» **Short problem**:
Below are the records; collect from them each line containing the string "staff".

*-*-*

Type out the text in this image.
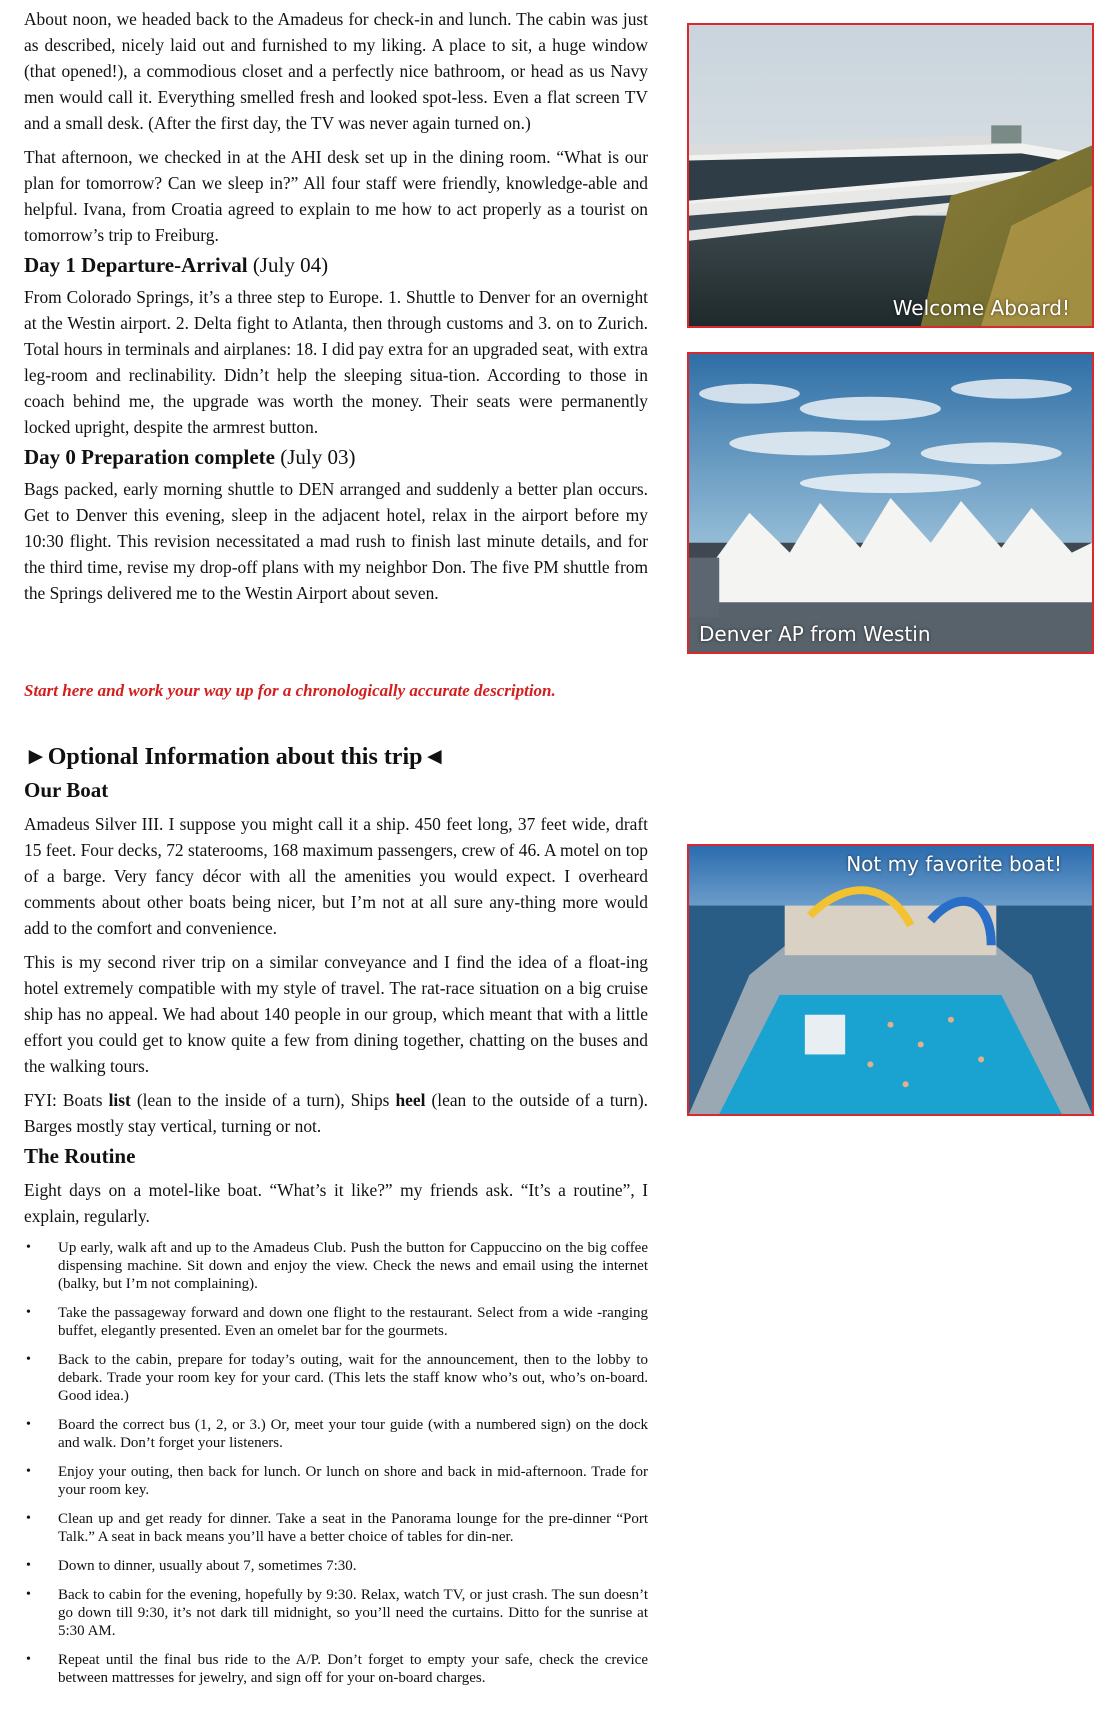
About noon, we headed back to the Amadeus for check-in and lunch. The cabin was just as described, nicely laid out and furnished to my liking. A place to sit, a huge window (that opened!), a commodious closet and a perfectly nice bathroom, or head as us Navy men would call it. Everything smelled fresh and looked spot-less. Even a flat screen TV and a small desk. (After the first day, the TV was never again turned on.)

That afternoon, we checked in at the AHI desk set up in the dining room. “What is our plan for tomorrow? Can we sleep in?” All four staff were friendly, knowledge-able and helpful. Ivana, from Croatia agreed to explain to me how to act properly as a tourist on tomorrow’s trip to Freiburg.

Day 1 Departure-Arrival (July 04)

From Colorado Springs, it’s a three step to Europe. 1. Shuttle to Denver for an overnight at the Westin airport. 2. Delta fight to Atlanta, then through customs and 3. on to Zurich. Total hours in terminals and airplanes: 18. I did pay extra for an upgraded seat, with extra leg-room and reclinability. Didn’t help the sleeping situa-tion. According to those in coach behind me, the upgrade was worth the money. Their seats were permanently locked upright, despite the armrest button.

Day 0 Preparation complete (July 03)

Bags packed, early morning shuttle to DEN arranged and suddenly a better plan occurs. Get to Denver this evening, sleep in the adjacent hotel, relax in the airport before my 10:30 flight. This revision necessitated a mad rush to finish last minute details, and for the third time, revise my drop-off plans with my neighbor Don. The five PM shuttle from the Springs delivered me to the Westin Airport about seven.

Start here and work your way up for a chronologically accurate description.
►Optional Information about this trip◄
Our Boat

Amadeus Silver III. I suppose you might call it a ship. 450 feet long, 37 feet wide, draft 15 feet. Four decks, 72 staterooms, 168 maximum passengers, crew of 46. A motel on top of a barge. Very fancy décor with all the amenities you would expect. I overheard comments about other boats being nicer, but I’m not at all sure any-thing more would add to the comfort and convenience.

This is my second river trip on a similar conveyance and I find the idea of a float-ing hotel extremely compatible with my style of travel. The rat-race situation on a big cruise ship has no appeal. We had about 140 people in our group, which meant that with a little effort you could get to know quite a few from dining together, chatting on the buses and the walking tours.

FYI: Boats list (lean to the inside of a turn), Ships heel (lean to the outside of a turn). Barges mostly stay vertical, turning or not.

The Routine

Eight days on a motel-like boat. “What’s it like?” my friends ask. “It’s a routine”, I explain, regularly.

• Up early, walk aft and up to the Amadeus Club. Push the button for Cappuccino on the big coffee dispensing machine. Sit down and enjoy the view. Check the news and email using the internet (balky, but I’m not complaining).
• Take the passageway forward and down one flight to the restaurant. Select from a wide -ranging buffet, elegantly presented. Even an omelet bar for the gourmets.
• Back to the cabin, prepare for today’s outing, wait for the announcement, then to the lobby to debark. Trade your room key for your card. (This lets the staff know who’s out, who’s on-board. Good idea.)
• Board the correct bus (1, 2, or 3.) Or, meet your tour guide (with a numbered sign) on the dock and walk. Don’t forget your listeners.
• Enjoy your outing, then back for lunch. Or lunch on shore and back in mid-afternoon. Trade for your room key.
• Clean up and get ready for dinner. Take a seat in the Panorama lounge for the pre-dinner “Port Talk.” A seat in back means you’ll have a better choice of tables for din-ner.
• Down to dinner, usually about 7, sometimes 7:30.
• Back to cabin for the evening, hopefully by 9:30. Relax, watch TV, or just crash. The sun doesn’t go down till 9:30, it’s not dark till midnight, so you’ll need the curtains. Ditto for the sunrise at 5:30 AM.
• Repeat until the final bus ride to the A/P. Don’t forget to empty your safe, check the crevice between mattresses for jewelry, and sign off for your on-board charges.
Welcome Aboard!
Denver AP from Westin
Not my favorite boat!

*-*-*

» **Response to this exercise**:
That afternoon, we checked in at the AHI desk set up in the dining room. “What is our plan for tomorrow? Can we sleep in?” All four staff were friendly, knowledge-able and helpful. Ivana, from Croatia agreed to explain to me how to act properly as a tourist on tomorrow’s trip to Freiburg.
• Back to the cabin, prepare for today’s outing, wait for the announcement, then to the lobby to debark. Trade your room key for your card. (This lets the staff know who’s out, who’s on-board. Good idea.)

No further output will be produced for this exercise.